━━━━━ Exercise data
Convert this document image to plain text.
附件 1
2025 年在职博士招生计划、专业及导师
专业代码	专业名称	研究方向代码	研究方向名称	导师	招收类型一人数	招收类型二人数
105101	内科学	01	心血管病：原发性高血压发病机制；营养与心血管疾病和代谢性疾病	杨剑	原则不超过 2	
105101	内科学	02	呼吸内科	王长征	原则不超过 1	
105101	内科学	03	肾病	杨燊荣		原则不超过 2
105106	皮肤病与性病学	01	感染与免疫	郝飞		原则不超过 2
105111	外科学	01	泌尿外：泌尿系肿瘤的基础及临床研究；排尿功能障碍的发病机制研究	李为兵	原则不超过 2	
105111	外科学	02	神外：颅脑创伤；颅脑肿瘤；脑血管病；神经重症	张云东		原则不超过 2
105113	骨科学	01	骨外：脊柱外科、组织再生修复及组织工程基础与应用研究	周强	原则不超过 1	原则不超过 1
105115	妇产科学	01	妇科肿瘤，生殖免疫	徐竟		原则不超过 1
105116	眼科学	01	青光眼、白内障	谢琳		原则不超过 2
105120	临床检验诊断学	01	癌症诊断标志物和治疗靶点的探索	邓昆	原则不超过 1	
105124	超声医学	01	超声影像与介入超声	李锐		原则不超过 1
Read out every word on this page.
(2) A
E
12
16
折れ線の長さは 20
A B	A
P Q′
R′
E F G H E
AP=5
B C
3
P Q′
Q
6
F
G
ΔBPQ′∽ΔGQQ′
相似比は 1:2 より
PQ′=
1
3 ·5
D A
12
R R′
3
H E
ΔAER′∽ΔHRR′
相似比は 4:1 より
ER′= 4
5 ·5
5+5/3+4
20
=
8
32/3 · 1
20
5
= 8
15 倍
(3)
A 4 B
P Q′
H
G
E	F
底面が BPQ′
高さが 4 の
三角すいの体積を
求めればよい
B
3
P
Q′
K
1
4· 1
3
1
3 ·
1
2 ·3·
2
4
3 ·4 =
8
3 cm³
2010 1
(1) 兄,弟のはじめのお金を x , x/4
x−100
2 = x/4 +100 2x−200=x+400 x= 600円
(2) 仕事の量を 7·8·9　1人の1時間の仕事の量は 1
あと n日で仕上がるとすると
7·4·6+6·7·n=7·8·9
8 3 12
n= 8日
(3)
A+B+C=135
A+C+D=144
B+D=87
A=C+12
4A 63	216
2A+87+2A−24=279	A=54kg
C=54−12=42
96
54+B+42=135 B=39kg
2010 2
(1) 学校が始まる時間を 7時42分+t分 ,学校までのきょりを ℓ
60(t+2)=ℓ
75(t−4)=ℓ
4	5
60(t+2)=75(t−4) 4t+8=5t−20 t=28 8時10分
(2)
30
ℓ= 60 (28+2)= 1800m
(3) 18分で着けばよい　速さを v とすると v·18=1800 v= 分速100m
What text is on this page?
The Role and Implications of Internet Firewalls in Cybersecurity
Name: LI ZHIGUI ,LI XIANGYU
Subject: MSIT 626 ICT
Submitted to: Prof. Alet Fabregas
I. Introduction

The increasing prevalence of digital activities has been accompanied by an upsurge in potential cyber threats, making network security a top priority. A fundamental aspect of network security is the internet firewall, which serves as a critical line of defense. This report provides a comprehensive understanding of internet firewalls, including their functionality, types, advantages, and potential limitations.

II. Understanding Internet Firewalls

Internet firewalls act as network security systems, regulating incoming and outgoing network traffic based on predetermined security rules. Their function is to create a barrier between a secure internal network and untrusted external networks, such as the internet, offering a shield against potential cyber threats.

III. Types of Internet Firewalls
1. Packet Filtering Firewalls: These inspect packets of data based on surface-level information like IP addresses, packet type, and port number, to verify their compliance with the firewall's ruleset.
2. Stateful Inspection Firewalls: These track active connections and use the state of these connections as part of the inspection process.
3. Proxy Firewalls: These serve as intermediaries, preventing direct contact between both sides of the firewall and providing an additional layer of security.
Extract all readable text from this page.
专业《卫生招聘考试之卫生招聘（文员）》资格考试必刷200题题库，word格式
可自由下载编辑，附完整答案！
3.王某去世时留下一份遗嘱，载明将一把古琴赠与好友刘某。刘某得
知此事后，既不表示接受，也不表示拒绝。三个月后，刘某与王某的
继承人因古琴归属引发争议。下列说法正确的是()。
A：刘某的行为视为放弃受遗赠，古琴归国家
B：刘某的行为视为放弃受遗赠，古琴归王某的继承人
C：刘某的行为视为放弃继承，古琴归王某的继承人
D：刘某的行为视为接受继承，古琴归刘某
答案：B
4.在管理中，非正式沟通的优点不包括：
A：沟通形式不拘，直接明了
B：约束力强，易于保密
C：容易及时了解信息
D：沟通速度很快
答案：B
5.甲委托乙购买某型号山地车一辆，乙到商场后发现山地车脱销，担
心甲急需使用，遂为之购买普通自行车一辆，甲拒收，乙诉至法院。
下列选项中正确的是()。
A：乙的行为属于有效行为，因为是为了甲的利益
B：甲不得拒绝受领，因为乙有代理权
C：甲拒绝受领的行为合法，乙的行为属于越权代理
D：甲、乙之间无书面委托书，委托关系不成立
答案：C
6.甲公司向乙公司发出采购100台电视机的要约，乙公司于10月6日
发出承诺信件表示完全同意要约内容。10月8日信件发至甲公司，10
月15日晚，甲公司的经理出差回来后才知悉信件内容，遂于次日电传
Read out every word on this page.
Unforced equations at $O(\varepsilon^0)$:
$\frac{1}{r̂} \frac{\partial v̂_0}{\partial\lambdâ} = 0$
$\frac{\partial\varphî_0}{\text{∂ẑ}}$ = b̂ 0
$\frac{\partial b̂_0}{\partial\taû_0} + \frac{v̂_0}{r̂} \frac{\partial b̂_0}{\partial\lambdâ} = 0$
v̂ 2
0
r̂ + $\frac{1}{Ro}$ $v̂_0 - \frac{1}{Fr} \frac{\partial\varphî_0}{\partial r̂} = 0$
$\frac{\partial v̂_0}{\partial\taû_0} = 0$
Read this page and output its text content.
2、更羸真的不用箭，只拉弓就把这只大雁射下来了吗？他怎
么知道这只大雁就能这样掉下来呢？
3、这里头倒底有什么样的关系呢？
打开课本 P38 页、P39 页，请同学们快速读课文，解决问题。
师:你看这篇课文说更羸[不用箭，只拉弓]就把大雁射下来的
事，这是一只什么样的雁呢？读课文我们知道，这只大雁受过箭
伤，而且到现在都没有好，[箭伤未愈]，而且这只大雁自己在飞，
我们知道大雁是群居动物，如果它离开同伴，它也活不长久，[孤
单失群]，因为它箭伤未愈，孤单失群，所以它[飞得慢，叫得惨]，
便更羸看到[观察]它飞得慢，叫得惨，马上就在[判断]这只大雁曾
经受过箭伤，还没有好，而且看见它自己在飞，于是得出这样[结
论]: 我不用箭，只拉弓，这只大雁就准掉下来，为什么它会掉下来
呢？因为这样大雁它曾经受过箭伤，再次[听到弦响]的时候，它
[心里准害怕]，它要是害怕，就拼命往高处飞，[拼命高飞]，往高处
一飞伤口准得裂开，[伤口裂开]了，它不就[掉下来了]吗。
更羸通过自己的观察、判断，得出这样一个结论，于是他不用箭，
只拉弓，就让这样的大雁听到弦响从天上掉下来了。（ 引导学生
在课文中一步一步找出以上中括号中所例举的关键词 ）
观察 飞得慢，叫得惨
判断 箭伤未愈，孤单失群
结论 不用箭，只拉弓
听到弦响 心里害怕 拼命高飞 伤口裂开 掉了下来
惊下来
━━━━━━━━━━
** What this task involves **
Write out every entry again exactly, please, with nothing missing.

** Right answer **
Convert this document image to plain text.
附件 1
2025 年在职博士招生计划、专业及导师
专业代码	专业名称	研究方向代码	研究方向名称	导师	招收类型一人数	招收类型二人数
105101	内科学	01	心血管病：原发性高血压发病机制；营养与心血管疾病和代谢性疾病	杨剑	原则不超过 2	
105101	内科学	02	呼吸内科	王长征	原则不超过 1	
105101	内科学	03	肾病	杨燊荣		原则不超过 2
105106	皮肤病与性病学	01	感染与免疫	郝飞		原则不超过 2
105111	外科学	01	泌尿外：泌尿系肿瘤的基础及临床研究；排尿功能障碍的发病机制研究	李为兵	原则不超过 2	
105111	外科学	02	神外：颅脑创伤；颅脑肿瘤；脑血管病；神经重症	张云东		原则不超过 2
105113	骨科学	01	骨外：脊柱外科、组织再生修复及组织工程基础与应用研究	周强	原则不超过 1	原则不超过 1
105115	妇产科学	01	妇科肿瘤，生殖免疫	徐竟		原则不超过 1
105116	眼科学	01	青光眼、白内障	谢琳		原则不超过 2
105120	临床检验诊断学	01	癌症诊断标志物和治疗靶点的探索	邓昆	原则不超过 1	
105124	超声医学	01	超声影像与介入超声	李锐		原则不超过 1
Read out every word on this page.
(2) A
E
12
16
折れ線の長さは 20
A B	A
P Q′
R′
E F G H E
AP=5
B C
3
P Q′
Q
6
F
G
ΔBPQ′∽ΔGQQ′
相似比は 1:2 より
PQ′=
1
3 ·5
D A
12
R R′
3
H E
ΔAER′∽ΔHRR′
相似比は 4:1 より
ER′= 4
5 ·5
5+5/3+4
20
=
8
32/3 · 1
20
5
= 8
15 倍
(3)
A 4 B
P Q′
H
G
E	F
底面が BPQ′
高さが 4 の
三角すいの体積を
求めればよい
B
3
P
Q′
K
1
4· 1
3
1
3 ·
1
2 ·3·
2
4
3 ·4 =
8
3 cm³
2010 1
(1) 兄,弟のはじめのお金を x , x/4
x−100
2 = x/4 +100 2x−200=x+400 x= 600円
(2) 仕事の量を 7·8·9　1人の1時間の仕事の量は 1
あと n日で仕上がるとすると
7·4·6+6·7·n=7·8·9
8 3 12
n= 8日
(3)
A+B+C=135
A+C+D=144
B+D=87
A=C+12
4A 63	216
2A+87+2A−24=279	A=54kg
C=54−12=42
96
54+B+42=135 B=39kg
2010 2
(1) 学校が始まる時間を 7時42分+t分 ,学校までのきょりを ℓ
60(t+2)=ℓ
75(t−4)=ℓ
4	5
60(t+2)=75(t−4) 4t+8=5t−20 t=28 8時10分
(2)
30
ℓ= 60 (28+2)= 1800m
(3) 18分で着けばよい　速さを v とすると v·18=1800 v= 分速100m
What text is on this page?
The Role and Implications of Internet Firewalls in Cybersecurity
Name: LI ZHIGUI ,LI XIANGYU
Subject: MSIT 626 ICT
Submitted to: Prof. Alet Fabregas
I. Introduction

The increasing prevalence of digital activities has been accompanied by an upsurge in potential cyber threats, making network security a top priority. A fundamental aspect of network security is the internet firewall, which serves as a critical line of defense. This report provides a comprehensive understanding of internet firewalls, including their functionality, types, advantages, and potential limitations.

II. Understanding Internet Firewalls

Internet firewalls act as network security systems, regulating incoming and outgoing network traffic based on predetermined security rules. Their function is to create a barrier between a secure internal network and untrusted external networks, such as the internet, offering a shield against potential cyber threats.

III. Types of Internet Firewalls
1. Packet Filtering Firewalls: These inspect packets of data based on surface-level information like IP addresses, packet type, and port number, to verify their compliance with the firewall's ruleset.
2. Stateful Inspection Firewalls: These track active connections and use the state of these connections as part of the inspection process.
3. Proxy Firewalls: These serve as intermediaries, preventing direct contact between both sides of the firewall and providing an additional layer of security.
Extract all readable text from this page.
专业《卫生招聘考试之卫生招聘（文员）》资格考试必刷200题题库，word格式
可自由下载编辑，附完整答案！
3.王某去世时留下一份遗嘱，载明将一把古琴赠与好友刘某。刘某得
知此事后，既不表示接受，也不表示拒绝。三个月后，刘某与王某的
继承人因古琴归属引发争议。下列说法正确的是()。
A：刘某的行为视为放弃受遗赠，古琴归国家
B：刘某的行为视为放弃受遗赠，古琴归王某的继承人
C：刘某的行为视为放弃继承，古琴归王某的继承人
D：刘某的行为视为接受继承，古琴归刘某
答案：B
4.在管理中，非正式沟通的优点不包括：
A：沟通形式不拘，直接明了
B：约束力强，易于保密
C：容易及时了解信息
D：沟通速度很快
答案：B
5.甲委托乙购买某型号山地车一辆，乙到商场后发现山地车脱销，担
心甲急需使用，遂为之购买普通自行车一辆，甲拒收，乙诉至法院。
下列选项中正确的是()。
A：乙的行为属于有效行为，因为是为了甲的利益
B：甲不得拒绝受领，因为乙有代理权
C：甲拒绝受领的行为合法，乙的行为属于越权代理
D：甲、乙之间无书面委托书，委托关系不成立
答案：C
6.甲公司向乙公司发出采购100台电视机的要约，乙公司于10月6日
发出承诺信件表示完全同意要约内容。10月8日信件发至甲公司，10
月15日晚，甲公司的经理出差回来后才知悉信件内容，遂于次日电传
Read out every word on this page.
Unforced equations at $O(\varepsilon^0)$:
$\frac{1}{r̂} \frac{\partial v̂_0}{\partial\lambdâ} = 0$
$\frac{\partial\varphî_0}{\text{∂ẑ}}$ = b̂ 0
$\frac{\partial b̂_0}{\partial\taû_0} + \frac{v̂_0}{r̂} \frac{\partial b̂_0}{\partial\lambdâ} = 0$
v̂ 2
0
r̂ + $\frac{1}{Ro}$ $v̂_0 - \frac{1}{Fr} \frac{\partial\varphî_0}{\partial r̂} = 0$
$\frac{\partial v̂_0}{\partial\taû_0} = 0$
Read this page and output its text content.
2、更羸真的不用箭，只拉弓就把这只大雁射下来了吗？他怎
么知道这只大雁就能这样掉下来呢？
3、这里头倒底有什么样的关系呢？
打开课本 P38 页、P39 页，请同学们快速读课文，解决问题。
师:你看这篇课文说更羸[不用箭，只拉弓]就把大雁射下来的
事，这是一只什么样的雁呢？读课文我们知道，这只大雁受过箭
伤，而且到现在都没有好，[箭伤未愈]，而且这只大雁自己在飞，
我们知道大雁是群居动物，如果它离开同伴，它也活不长久，[孤
单失群]，因为它箭伤未愈，孤单失群，所以它[飞得慢，叫得惨]，
便更羸看到[观察]它飞得慢，叫得惨，马上就在[判断]这只大雁曾
经受过箭伤，还没有好，而且看见它自己在飞，于是得出这样[结
论]: 我不用箭，只拉弓，这只大雁就准掉下来，为什么它会掉下来
呢？因为这样大雁它曾经受过箭伤，再次[听到弦响]的时候，它
[心里准害怕]，它要是害怕，就拼命往高处飞，[拼命高飞]，往高处
一飞伤口准得裂开，[伤口裂开]了，它不就[掉下来了]吗。
更羸通过自己的观察、判断，得出这样一个结论，于是他不用箭，
只拉弓，就让这样的大雁听到弦响从天上掉下来了。（ 引导学生
在课文中一步一步找出以上中括号中所例举的关键词 ）
观察 飞得慢，叫得惨
判断 箭伤未愈，孤单失群
结论 不用箭，只拉弓
听到弦响 心里害怕 拼命高飞 伤口裂开 掉了下来
惊下来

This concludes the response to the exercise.